### [TASK INSTRUCTIONS]
Your reply should be a single number: how many lines contain the string "花满木城幸福庄园".

### [MATERIALS PROVIDED]
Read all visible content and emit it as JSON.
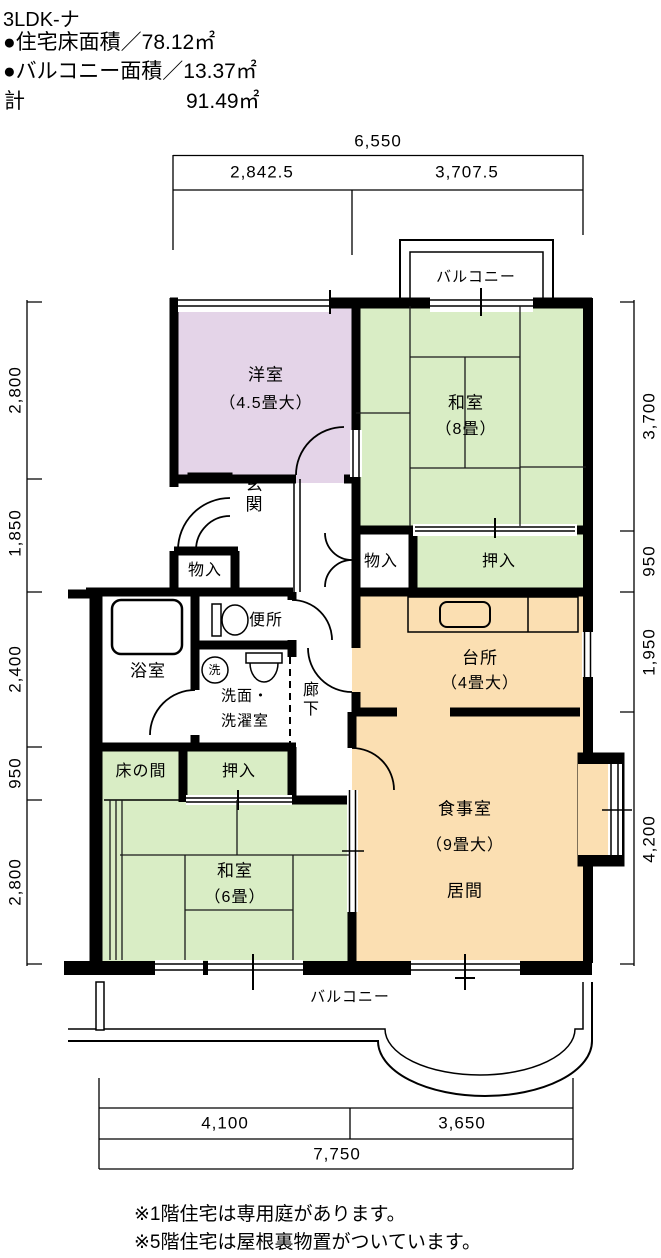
{
  "header": {
    "app_title": "3LDK-ナ",
    "floor_area": "●住宅床面積／78.12㎡",
    "balcony_area": "●バルコニー面積／13.37㎡",
    "total_label": "計",
    "total_value": "91.49㎡"
  },
  "dims": {
    "top": {
      "overall": "6,550",
      "left": "2,842.5",
      "right": "3,707.5"
    },
    "bottom": {
      "left": "4,100",
      "right": "3,650",
      "overall": "7,750"
    },
    "left": [
      "2,800",
      "1,850",
      "2,400",
      "950",
      "2,800"
    ],
    "right": [
      "3,700",
      "950",
      "1,950",
      "4,200"
    ]
  },
  "rooms": {
    "western": {
      "name": "洋室",
      "size": "（4.5畳大）"
    },
    "washitsu8": {
      "name": "和室",
      "size": "（8畳）"
    },
    "washitsu6": {
      "name": "和室",
      "size": "（6畳）"
    },
    "kitchen": {
      "name": "台所",
      "size": "（4畳大）"
    },
    "dining": {
      "name": "食事室",
      "size": "（9畳大）",
      "living": "居間"
    },
    "genkan": "玄関",
    "hallway": "廊下",
    "toilet": "便所",
    "bath": "浴室",
    "washroom_line1": "洗面・",
    "washroom_line2": "洗濯室",
    "washer_mark": "洗",
    "storage_top": "物入",
    "closet_top": "押入",
    "storage_entry": "物入",
    "tokonoma": "床の間",
    "closet_lower": "押入",
    "balcony_top": "バルコニー",
    "balcony_bottom": "バルコニー"
  },
  "notes": [
    "※1階住宅は専用庭があります。",
    "※5階住宅は屋根裏物置がついています。"
  ],
  "colors": {
    "tatami": "#d9edc5",
    "western": "#e4d4e8",
    "dining": "#fbdfb2",
    "wall": "#000000"
  }
}
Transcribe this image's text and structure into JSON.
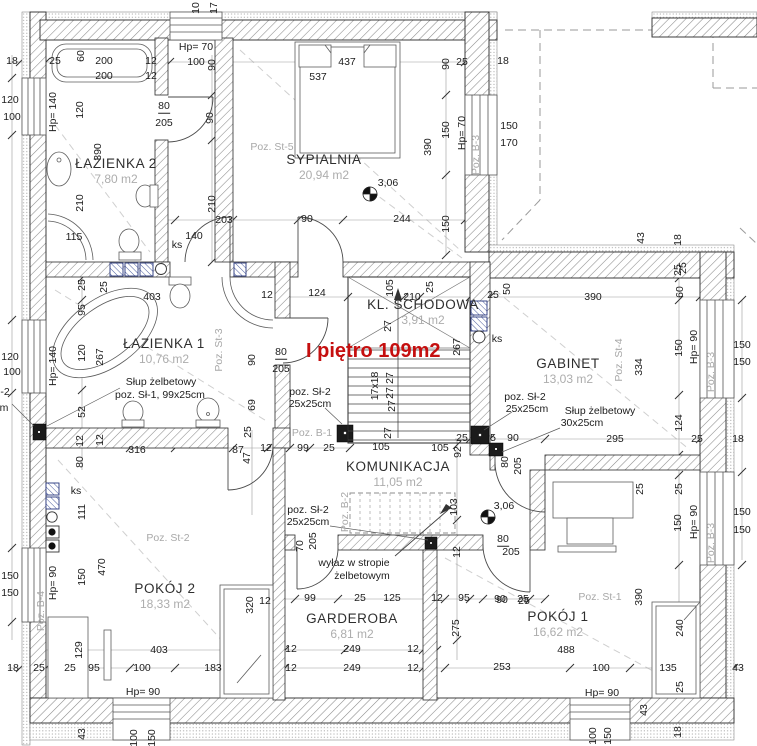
{
  "title": {
    "text": "I piętro 109m2",
    "color": "#c50f0f"
  },
  "rooms": [
    {
      "name": "ŁAZIENKA 2",
      "area": "7,80 m2",
      "x": 116,
      "y": 171
    },
    {
      "name": "SYPIALNIA",
      "area": "20,94 m2",
      "x": 324,
      "y": 167
    },
    {
      "name": "ŁAZIENKA 1",
      "area": "10,76 m2",
      "x": 164,
      "y": 351
    },
    {
      "name": "KL. SCHODOWA",
      "area": "3,91 m2",
      "x": 423,
      "y": 312
    },
    {
      "name": "GABINET",
      "area": "13,03 m2",
      "x": 568,
      "y": 371
    },
    {
      "name": "KOMUNIKACJA",
      "area": "11,05 m2",
      "x": 398,
      "y": 474
    },
    {
      "name": "POKÓJ 2",
      "area": "18,33 m2",
      "x": 165,
      "y": 596
    },
    {
      "name": "GARDEROBA",
      "area": "6,81 m2",
      "x": 352,
      "y": 626
    },
    {
      "name": "POKÓJ 1",
      "area": "16,62 m2",
      "x": 558,
      "y": 624
    }
  ],
  "labels": [
    [
      "10",
      196,
      8,
      -90
    ],
    [
      "17",
      214,
      8,
      -90
    ],
    [
      "18",
      12,
      61
    ],
    [
      "25",
      55,
      61
    ],
    [
      "60",
      81,
      56,
      -90
    ],
    [
      "200",
      104,
      61
    ],
    [
      "12",
      151,
      61
    ],
    [
      "200",
      104,
      76
    ],
    [
      "12",
      151,
      76
    ],
    [
      "Hp= 70",
      196,
      47
    ],
    [
      "100",
      196,
      62
    ],
    [
      "90",
      212,
      65,
      -90
    ],
    [
      "80",
      164,
      107,
      0,
      "ov"
    ],
    [
      "205",
      164,
      123
    ],
    [
      "90",
      210,
      118,
      -90
    ],
    [
      "120",
      10,
      100
    ],
    [
      "100",
      12,
      117
    ],
    [
      "Hp= 140",
      53,
      112,
      -90
    ],
    [
      "120",
      80,
      110,
      -90
    ],
    [
      "390",
      98,
      152,
      -90
    ],
    [
      "210",
      80,
      203,
      -90
    ],
    [
      "115",
      74,
      237
    ],
    [
      "437",
      347,
      62
    ],
    [
      "537",
      318,
      77
    ],
    [
      "90",
      446,
      64,
      -90
    ],
    [
      "25",
      462,
      62
    ],
    [
      "18",
      503,
      61
    ],
    [
      "Poz. St-5",
      272,
      147,
      0,
      "g"
    ],
    [
      "390",
      428,
      147,
      -90
    ],
    [
      "150",
      446,
      130,
      -90
    ],
    [
      "Hp= 70",
      462,
      133,
      -90
    ],
    [
      "Poz. B-3",
      476,
      155,
      -90,
      "g"
    ],
    [
      "150",
      509,
      126
    ],
    [
      "170",
      509,
      143
    ],
    [
      "150",
      446,
      224,
      -90
    ],
    [
      "210",
      212,
      204,
      -90
    ],
    [
      "203",
      224,
      220
    ],
    [
      "90",
      307,
      219
    ],
    [
      "244",
      402,
      219
    ],
    [
      "140",
      194,
      236
    ],
    [
      "ks",
      177,
      245
    ],
    [
      "3,06",
      388,
      183
    ],
    [
      "43",
      641,
      238,
      -90
    ],
    [
      "18",
      678,
      240,
      -90
    ],
    [
      "25",
      683,
      268,
      -90
    ],
    [
      "403",
      152,
      297
    ],
    [
      "12",
      267,
      295
    ],
    [
      "25",
      82,
      285,
      -90
    ],
    [
      "25",
      104,
      287,
      -90
    ],
    [
      "95",
      82,
      310,
      -90
    ],
    [
      "120",
      82,
      353,
      -90
    ],
    [
      "267",
      100,
      357,
      -90
    ],
    [
      "120",
      10,
      357
    ],
    [
      "100",
      12,
      372
    ],
    [
      "Hp= 140",
      53,
      366,
      -90
    ],
    [
      "Słup żelbetowy",
      161,
      382
    ],
    [
      "poz. Sł-1, 99x25cm",
      160,
      395
    ],
    [
      "52",
      82,
      412,
      -90
    ],
    [
      "80",
      281,
      353,
      0,
      "ov"
    ],
    [
      "205",
      281,
      369
    ],
    [
      "90",
      252,
      360,
      -90
    ],
    [
      "69",
      252,
      405,
      -90
    ],
    [
      "Poz. St-3",
      219,
      350,
      -90,
      "g"
    ],
    [
      "124",
      317,
      293
    ],
    [
      "105",
      390,
      288,
      -90
    ],
    [
      "210",
      412,
      297
    ],
    [
      "25",
      430,
      287,
      -90
    ],
    [
      "50",
      507,
      289,
      -90
    ],
    [
      "25",
      493,
      295
    ],
    [
      "267",
      457,
      347,
      -90
    ],
    [
      "27",
      388,
      326,
      -90
    ],
    [
      "17x18",
      375,
      386,
      -90
    ],
    [
      "27",
      390,
      378,
      -90
    ],
    [
      "27",
      390,
      393,
      -90
    ],
    [
      "27",
      392,
      406,
      -90
    ],
    [
      "27",
      388,
      433,
      -90
    ],
    [
      "ks",
      497,
      339
    ],
    [
      "poz. Sł-2",
      310,
      392
    ],
    [
      "25x25cm",
      310,
      404
    ],
    [
      "Poz. B-1",
      312,
      433,
      0,
      "g"
    ],
    [
      "390",
      593,
      297
    ],
    [
      "60",
      680,
      292,
      -90
    ],
    [
      "25",
      678,
      270,
      -90
    ],
    [
      "334",
      639,
      367,
      -90
    ],
    [
      "150",
      679,
      348,
      -90
    ],
    [
      "Hp= 90",
      694,
      347,
      -90
    ],
    [
      "Poz. B-3",
      711,
      372,
      -90,
      "g"
    ],
    [
      "150",
      742,
      345
    ],
    [
      "150",
      742,
      362
    ],
    [
      "Poz. St-4",
      619,
      360,
      -90,
      "g"
    ],
    [
      "poz. Sł-2",
      525,
      397
    ],
    [
      "25x25cm",
      527,
      409
    ],
    [
      "Słup żelbetowy",
      600,
      411
    ],
    [
      "30x25cm",
      582,
      423
    ],
    [
      "124",
      679,
      423,
      -90
    ],
    [
      "295",
      615,
      439
    ],
    [
      "25",
      697,
      439
    ],
    [
      "18",
      738,
      439
    ],
    [
      "-2",
      5,
      392
    ],
    [
      "m",
      4,
      408
    ],
    [
      "25",
      248,
      432,
      -90
    ],
    [
      "316",
      137,
      450
    ],
    [
      "87",
      238,
      450
    ],
    [
      "12",
      266,
      448
    ],
    [
      "47",
      247,
      458,
      -90
    ],
    [
      "99",
      303,
      448
    ],
    [
      "12",
      80,
      441,
      -90
    ],
    [
      "12",
      100,
      440,
      -90
    ],
    [
      "80",
      80,
      462,
      -90
    ],
    [
      "25",
      329,
      448
    ],
    [
      "105",
      381,
      447
    ],
    [
      "105",
      440,
      448
    ],
    [
      "92",
      458,
      452,
      -90
    ],
    [
      "25",
      462,
      438
    ],
    [
      "5",
      493,
      438
    ],
    [
      "90",
      513,
      438
    ],
    [
      "103",
      454,
      507,
      -90
    ],
    [
      "3,06",
      504,
      506
    ],
    [
      "poz. Sł-2",
      308,
      510
    ],
    [
      "25x25cm",
      308,
      522
    ],
    [
      "Poz. B-2",
      345,
      512,
      -90,
      "g"
    ],
    [
      "70",
      300,
      546,
      -90
    ],
    [
      "205",
      313,
      541,
      -90
    ],
    [
      "wyłaz w stropie",
      354,
      563
    ],
    [
      "żelbetowym",
      362,
      576
    ],
    [
      "12",
      457,
      552,
      -90
    ],
    [
      "80",
      503,
      540,
      0,
      "ov"
    ],
    [
      "205",
      511,
      552
    ],
    [
      "80",
      505,
      462,
      -90
    ],
    [
      "205",
      518,
      466,
      -90
    ],
    [
      "99",
      310,
      598
    ],
    [
      "25",
      360,
      598
    ],
    [
      "125",
      392,
      598
    ],
    [
      "12",
      437,
      598
    ],
    [
      "95",
      464,
      598
    ],
    [
      "90",
      500,
      599
    ],
    [
      "25",
      523,
      599
    ],
    [
      "ks",
      76,
      491
    ],
    [
      "111",
      82,
      512,
      -90
    ],
    [
      "150",
      10,
      576
    ],
    [
      "150",
      10,
      593
    ],
    [
      "Hp= 90",
      53,
      583,
      -90
    ],
    [
      "Poz. B-4",
      41,
      611,
      -90,
      "g"
    ],
    [
      "150",
      82,
      577,
      -90
    ],
    [
      "470",
      102,
      567,
      -90
    ],
    [
      "Poz. St-2",
      168,
      538,
      0,
      "g"
    ],
    [
      "129",
      79,
      650,
      -90
    ],
    [
      "403",
      159,
      650
    ],
    [
      "320",
      250,
      605,
      -90
    ],
    [
      "12",
      265,
      601
    ],
    [
      "275",
      456,
      628,
      -90
    ],
    [
      "12",
      291,
      649
    ],
    [
      "249",
      352,
      649
    ],
    [
      "12",
      413,
      649
    ],
    [
      "12",
      291,
      668
    ],
    [
      "249",
      352,
      668
    ],
    [
      "12",
      413,
      668
    ],
    [
      "183",
      213,
      668
    ],
    [
      "25",
      640,
      489,
      -90
    ],
    [
      "25",
      679,
      489,
      -90
    ],
    [
      "150",
      678,
      523,
      -90
    ],
    [
      "Hp= 90",
      694,
      522,
      -90
    ],
    [
      "Poz. B-3",
      711,
      543,
      -90,
      "g"
    ],
    [
      "150",
      742,
      512
    ],
    [
      "150",
      742,
      530
    ],
    [
      "Poz. St-1",
      600,
      597,
      0,
      "g"
    ],
    [
      "390",
      639,
      597,
      -90
    ],
    [
      "240",
      680,
      628,
      -90
    ],
    [
      "90",
      502,
      600
    ],
    [
      "25",
      524,
      601
    ],
    [
      "488",
      566,
      650
    ],
    [
      "253",
      502,
      667
    ],
    [
      "100",
      601,
      668
    ],
    [
      "135",
      668,
      668
    ],
    [
      "43",
      738,
      668
    ],
    [
      "25",
      680,
      687,
      -90
    ],
    [
      "43",
      644,
      710,
      -90
    ],
    [
      "18",
      678,
      732,
      -90
    ],
    [
      "100",
      593,
      736,
      -90
    ],
    [
      "150",
      608,
      736,
      -90
    ],
    [
      "Hp= 90",
      602,
      693
    ],
    [
      "18",
      13,
      668
    ],
    [
      "25",
      39,
      668
    ],
    [
      "25",
      70,
      668
    ],
    [
      "95",
      94,
      668
    ],
    [
      "100",
      142,
      668
    ],
    [
      "Hp= 90",
      143,
      692
    ],
    [
      "43",
      82,
      734,
      -90
    ],
    [
      "100",
      134,
      738,
      -90
    ],
    [
      "150",
      152,
      738,
      -90
    ]
  ]
}
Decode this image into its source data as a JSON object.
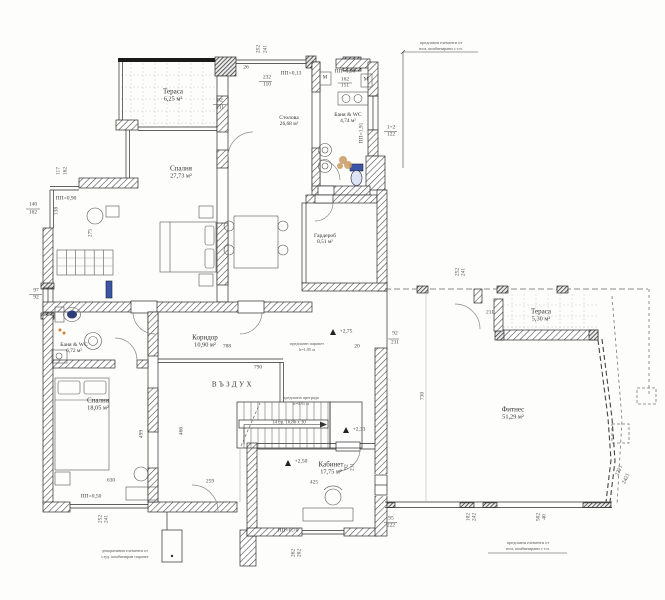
{
  "rooms": [
    {
      "name": "Тераса",
      "area": "6,25 м²"
    },
    {
      "name": "Спалня",
      "area": "27,73 м²"
    },
    {
      "name": "Столова",
      "area": "26,68 м²"
    },
    {
      "name": "Баня & WC",
      "area": "4,74 м²"
    },
    {
      "name": "Гардероб",
      "area": "8,51 м²"
    },
    {
      "name": "Баня & WC",
      "area": "6,72 м²"
    },
    {
      "name": "Спалня",
      "area": "18,05 м²"
    },
    {
      "name": "Коридор",
      "area": "10,90 м²"
    },
    {
      "name": "ВЪЗДУХ",
      "area": ""
    },
    {
      "name": "Кабинет",
      "area": "17,75 м²"
    },
    {
      "name": "Фитнес",
      "area": "51,29 м²"
    },
    {
      "name": "Тераса",
      "area": "5,30 м²"
    }
  ],
  "levels": {
    "pp013": "ПП=0,13",
    "pp190": "ПП=1,90",
    "pp191": "ПП=1,91",
    "pp090": "ПП=0,90",
    "pp050": "ПП=0,50",
    "pp070": "ПП=0,70"
  },
  "elevations": {
    "e250": "+2,50",
    "e233": "+2,33",
    "e275": "+2,75"
  },
  "stairs": {
    "label": "14 бр. 16,86 х 30"
  },
  "machine": {
    "label": "М"
  },
  "notes": {
    "top1": "предпазни елементи от",
    "top2": "юга, комбинирани с т.н.",
    "bl1": "декоративни елементи от",
    "bl2": "студ. комбиниран парапет",
    "br1": "предпазни елементи от",
    "br2": "юга, комбинирани с т.н.",
    "rail1a": "предпазен парапет",
    "rail1b": "h=1,05 м",
    "rail2a": "предпазна преграда",
    "rail2b": "h=0,95 м"
  },
  "dims": {
    "v252": "252",
    "v241": "241",
    "v232": "232",
    "v110": "110",
    "v26": "26",
    "v92": "92",
    "v211": "211",
    "v162": "162",
    "v151": "151",
    "v12": "1+2",
    "v122": "122",
    "v117": "117",
    "v140": "140",
    "v138": "138",
    "v275": "275",
    "v97": "97",
    "v630": "630",
    "v499": "499",
    "v466": "466",
    "v259": "259",
    "v788": "788",
    "v790": "790",
    "v730": "730",
    "v425": "425",
    "v20": "20",
    "v95": "95",
    "v222": "222",
    "v102": "102",
    "v242": "242",
    "v502": "502",
    "v40": "40",
    "v2221": "2221",
    "v2421": "2421",
    "v262": "262",
    "v202": "202"
  }
}
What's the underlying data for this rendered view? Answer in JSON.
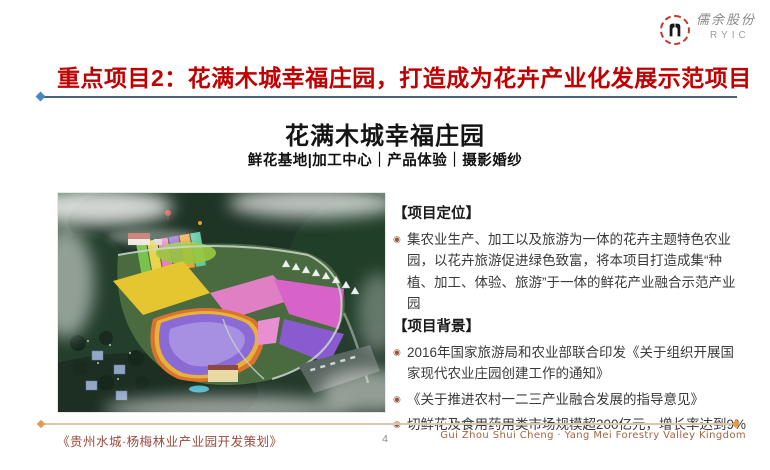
{
  "colors": {
    "title_red": "#c00000",
    "underline": "#46627c",
    "underline_diamond_blue": "#4a86c4",
    "body_text": "#3a3a3a",
    "bullet_icon": "#a0523f",
    "footer_brown": "#9a4a3c",
    "footer_line_tan": "#d9c6ae",
    "footer_diamond_orange": "#e09a52",
    "logo_ring_red": "#c0392b"
  },
  "logo": {
    "company": "儒余股份",
    "abbr": "RYIC"
  },
  "header": {
    "title": "重点项目2：花满木城幸福庄园，打造成为花卉产业化发展示范项目"
  },
  "hero": {
    "title": "花满木城幸福庄园",
    "subtitle": "鲜花基地|加工中心｜产品体验｜摄影婚纱"
  },
  "glyphs": {
    "bullet": "◉"
  },
  "right_panel": {
    "sections": [
      {
        "header": "【项目定位】",
        "bullets": [
          "集农业生产、加工以及旅游为一体的花卉主题特色农业园，以花卉旅游促进绿色致富，将本项目打造成集“种植、加工、体验、旅游”于一体的鲜花产业融合示范产业园"
        ]
      },
      {
        "header": "【项目背景】",
        "bullets": [
          "2016年国家旅游局和农业部联合印发《关于组织开展国家现代农业庄园创建工作的通知》",
          "《关于推进农村一二三产业融合发展的指导意见》",
          "切鲜花及食用药用类市场规模超200亿元，增长率达到9%"
        ]
      }
    ]
  },
  "footer": {
    "left": "《贵州水城·杨梅林业产业园开发策划》",
    "page": "4",
    "right": "Gui Zhou Shui Cheng · Yang Mei Forestry Valley Kingdom"
  }
}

### [IN RESPONSE]
2